» **EXERCISE TASK**: Each entry in the listing below should be restated word for word.

— begin —

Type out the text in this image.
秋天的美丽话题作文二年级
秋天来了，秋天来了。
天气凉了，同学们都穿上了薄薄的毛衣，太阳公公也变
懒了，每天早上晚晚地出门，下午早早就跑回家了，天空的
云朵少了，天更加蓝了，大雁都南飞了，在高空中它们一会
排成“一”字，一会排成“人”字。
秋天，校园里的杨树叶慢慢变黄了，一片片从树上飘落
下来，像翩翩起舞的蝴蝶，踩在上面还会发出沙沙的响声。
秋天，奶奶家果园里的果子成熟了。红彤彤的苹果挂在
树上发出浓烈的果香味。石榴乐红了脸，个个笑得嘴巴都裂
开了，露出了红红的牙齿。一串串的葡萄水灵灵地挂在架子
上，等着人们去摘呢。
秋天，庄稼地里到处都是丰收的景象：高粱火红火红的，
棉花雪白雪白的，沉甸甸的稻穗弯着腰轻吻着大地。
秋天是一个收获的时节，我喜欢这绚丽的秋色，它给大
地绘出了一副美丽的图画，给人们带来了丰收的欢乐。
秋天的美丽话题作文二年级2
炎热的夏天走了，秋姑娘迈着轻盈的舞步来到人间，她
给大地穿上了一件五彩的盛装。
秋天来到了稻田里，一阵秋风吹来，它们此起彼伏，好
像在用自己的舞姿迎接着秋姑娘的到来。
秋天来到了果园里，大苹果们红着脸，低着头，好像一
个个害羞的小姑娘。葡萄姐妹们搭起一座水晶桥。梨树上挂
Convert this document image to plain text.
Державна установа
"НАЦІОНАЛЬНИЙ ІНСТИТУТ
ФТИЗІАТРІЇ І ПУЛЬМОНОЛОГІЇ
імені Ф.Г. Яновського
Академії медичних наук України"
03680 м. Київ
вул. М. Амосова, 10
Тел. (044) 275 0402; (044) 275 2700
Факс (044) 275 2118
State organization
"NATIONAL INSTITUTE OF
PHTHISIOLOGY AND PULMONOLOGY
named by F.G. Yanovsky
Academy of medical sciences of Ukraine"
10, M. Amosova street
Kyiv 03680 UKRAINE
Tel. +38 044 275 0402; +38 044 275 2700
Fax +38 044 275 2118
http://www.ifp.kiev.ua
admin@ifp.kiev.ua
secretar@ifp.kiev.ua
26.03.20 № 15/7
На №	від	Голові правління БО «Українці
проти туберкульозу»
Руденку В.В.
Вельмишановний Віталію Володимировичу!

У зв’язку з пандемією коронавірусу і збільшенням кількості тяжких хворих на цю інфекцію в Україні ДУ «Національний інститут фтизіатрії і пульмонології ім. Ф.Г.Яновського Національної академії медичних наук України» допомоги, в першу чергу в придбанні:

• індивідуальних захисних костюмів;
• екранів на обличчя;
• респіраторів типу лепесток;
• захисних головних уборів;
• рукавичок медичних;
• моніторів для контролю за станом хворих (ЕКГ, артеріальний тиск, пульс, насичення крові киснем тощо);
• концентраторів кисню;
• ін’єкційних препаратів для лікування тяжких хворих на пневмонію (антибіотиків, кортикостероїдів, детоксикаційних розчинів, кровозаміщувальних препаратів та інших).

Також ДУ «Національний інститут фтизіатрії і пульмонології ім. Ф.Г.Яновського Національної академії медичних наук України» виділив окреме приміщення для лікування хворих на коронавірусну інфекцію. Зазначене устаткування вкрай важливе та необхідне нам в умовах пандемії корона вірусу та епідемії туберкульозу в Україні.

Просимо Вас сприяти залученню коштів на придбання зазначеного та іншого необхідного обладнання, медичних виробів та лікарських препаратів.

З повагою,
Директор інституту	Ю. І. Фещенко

— end —

» **RESPONSE**:
Type out the text in this image.
秋天的美丽话题作文二年级
秋天来了，秋天来了。
天气凉了，同学们都穿上了薄薄的毛衣，太阳公公也变
懒了，每天早上晚晚地出门，下午早早就跑回家了，天空的
云朵少了，天更加蓝了，大雁都南飞了，在高空中它们一会
排成“一”字，一会排成“人”字。
秋天，校园里的杨树叶慢慢变黄了，一片片从树上飘落
下来，像翩翩起舞的蝴蝶，踩在上面还会发出沙沙的响声。
秋天，奶奶家果园里的果子成熟了。红彤彤的苹果挂在
树上发出浓烈的果香味。石榴乐红了脸，个个笑得嘴巴都裂
开了，露出了红红的牙齿。一串串的葡萄水灵灵地挂在架子
上，等着人们去摘呢。
秋天，庄稼地里到处都是丰收的景象：高粱火红火红的，
棉花雪白雪白的，沉甸甸的稻穗弯着腰轻吻着大地。
秋天是一个收获的时节，我喜欢这绚丽的秋色，它给大
地绘出了一副美丽的图画，给人们带来了丰收的欢乐。
秋天的美丽话题作文二年级2
炎热的夏天走了，秋姑娘迈着轻盈的舞步来到人间，她
给大地穿上了一件五彩的盛装。
秋天来到了稻田里，一阵秋风吹来，它们此起彼伏，好
像在用自己的舞姿迎接着秋姑娘的到来。
秋天来到了果园里，大苹果们红着脸，低着头，好像一
个个害羞的小姑娘。葡萄姐妹们搭起一座水晶桥。梨树上挂
Convert this document image to plain text.
Державна установа
"НАЦІОНАЛЬНИЙ ІНСТИТУТ
ФТИЗІАТРІЇ І ПУЛЬМОНОЛОГІЇ
імені Ф.Г. Яновського
Академії медичних наук України"
03680 м. Київ
вул. М. Амосова, 10
Тел. (044) 275 0402; (044) 275 2700
Факс (044) 275 2118
State organization
"NATIONAL INSTITUTE OF
PHTHISIOLOGY AND PULMONOLOGY
named by F.G. Yanovsky
Academy of medical sciences of Ukraine"
10, M. Amosova street
Kyiv 03680 UKRAINE
Tel. +38 044 275 0402; +38 044 275 2700
Fax +38 044 275 2118
http://www.ifp.kiev.ua
admin@ifp.kiev.ua
secretar@ifp.kiev.ua
26.03.20 № 15/7
На №	від	Голові правління БО «Українці
проти туберкульозу»
Руденку В.В.
Вельмишановний Віталію Володимировичу!

У зв’язку з пандемією коронавірусу і збільшенням кількості тяжких хворих на цю інфекцію в Україні ДУ «Національний інститут фтизіатрії і пульмонології ім. Ф.Г.Яновського Національної академії медичних наук України» допомоги, в першу чергу в придбанні:

• індивідуальних захисних костюмів;
• екранів на обличчя;
• респіраторів типу лепесток;
• захисних головних уборів;
• рукавичок медичних;
• моніторів для контролю за станом хворих (ЕКГ, артеріальний тиск, пульс, насичення крові киснем тощо);
• концентраторів кисню;
• ін’єкційних препаратів для лікування тяжких хворих на пневмонію (антибіотиків, кортикостероїдів, детоксикаційних розчинів, кровозаміщувальних препаратів та інших).

Також ДУ «Національний інститут фтизіатрії і пульмонології ім. Ф.Г.Яновського Національної академії медичних наук України» виділив окреме приміщення для лікування хворих на коронавірусну інфекцію. Зазначене устаткування вкрай важливе та необхідне нам в умовах пандемії корона вірусу та епідемії туберкульозу в Україні.

Просимо Вас сприяти залученню коштів на придбання зазначеного та іншого необхідного обладнання, медичних виробів та лікарських препаратів.

З повагою,
Директор інституту	Ю. І. Фещенко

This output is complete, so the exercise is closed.